__MATERIAL PROVIDED__
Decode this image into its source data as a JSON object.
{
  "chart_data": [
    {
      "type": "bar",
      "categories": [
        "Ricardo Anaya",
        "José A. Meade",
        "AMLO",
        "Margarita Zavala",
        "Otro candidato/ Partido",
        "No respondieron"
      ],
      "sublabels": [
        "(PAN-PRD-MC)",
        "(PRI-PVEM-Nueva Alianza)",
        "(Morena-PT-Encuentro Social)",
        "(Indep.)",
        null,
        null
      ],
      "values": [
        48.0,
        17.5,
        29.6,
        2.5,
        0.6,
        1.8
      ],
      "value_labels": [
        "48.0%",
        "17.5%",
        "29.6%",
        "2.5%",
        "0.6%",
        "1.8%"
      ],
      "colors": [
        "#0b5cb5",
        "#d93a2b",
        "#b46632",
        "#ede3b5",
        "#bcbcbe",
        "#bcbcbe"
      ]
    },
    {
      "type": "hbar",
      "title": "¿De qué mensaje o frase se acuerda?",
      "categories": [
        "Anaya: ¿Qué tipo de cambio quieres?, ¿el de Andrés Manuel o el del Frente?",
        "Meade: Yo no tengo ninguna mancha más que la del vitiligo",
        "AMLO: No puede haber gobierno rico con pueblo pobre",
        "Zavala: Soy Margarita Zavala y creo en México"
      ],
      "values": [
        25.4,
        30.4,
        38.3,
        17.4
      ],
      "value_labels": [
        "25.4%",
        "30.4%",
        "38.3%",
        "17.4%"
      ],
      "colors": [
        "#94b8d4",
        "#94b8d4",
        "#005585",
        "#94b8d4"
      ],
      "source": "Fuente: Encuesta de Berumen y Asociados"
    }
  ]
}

__TASK INSTRUCTIONS__
Reproduce each line verbatim.

__SOLVED PROBLEM__
Decode this image into its source data as a JSON object.
{
  "chart_data": [
    {
      "type": "bar",
      "categories": [
        "Ricardo Anaya",
        "José A. Meade",
        "AMLO",
        "Margarita Zavala",
        "Otro candidato/ Partido",
        "No respondieron"
      ],
      "sublabels": [
        "(PAN-PRD-MC)",
        "(PRI-PVEM-Nueva Alianza)",
        "(Morena-PT-Encuentro Social)",
        "(Indep.)",
        null,
        null
      ],
      "values": [
        48.0,
        17.5,
        29.6,
        2.5,
        0.6,
        1.8
      ],
      "value_labels": [
        "48.0%",
        "17.5%",
        "29.6%",
        "2.5%",
        "0.6%",
        "1.8%"
      ],
      "colors": [
        "#0b5cb5",
        "#d93a2b",
        "#b46632",
        "#ede3b5",
        "#bcbcbe",
        "#bcbcbe"
      ]
    },
    {
      "type": "hbar",
      "title": "¿De qué mensaje o frase se acuerda?",
      "categories": [
        "Anaya: ¿Qué tipo de cambio quieres?, ¿el de Andrés Manuel o el del Frente?",
        "Meade: Yo no tengo ninguna mancha más que la del vitiligo",
        "AMLO: No puede haber gobierno rico con pueblo pobre",
        "Zavala: Soy Margarita Zavala y creo en México"
      ],
      "values": [
        25.4,
        30.4,
        38.3,
        17.4
      ],
      "value_labels": [
        "25.4%",
        "30.4%",
        "38.3%",
        "17.4%"
      ],
      "colors": [
        "#94b8d4",
        "#94b8d4",
        "#005585",
        "#94b8d4"
      ],
      "source": "Fuente: Encuesta de Berumen y Asociados"
    }
  ]
}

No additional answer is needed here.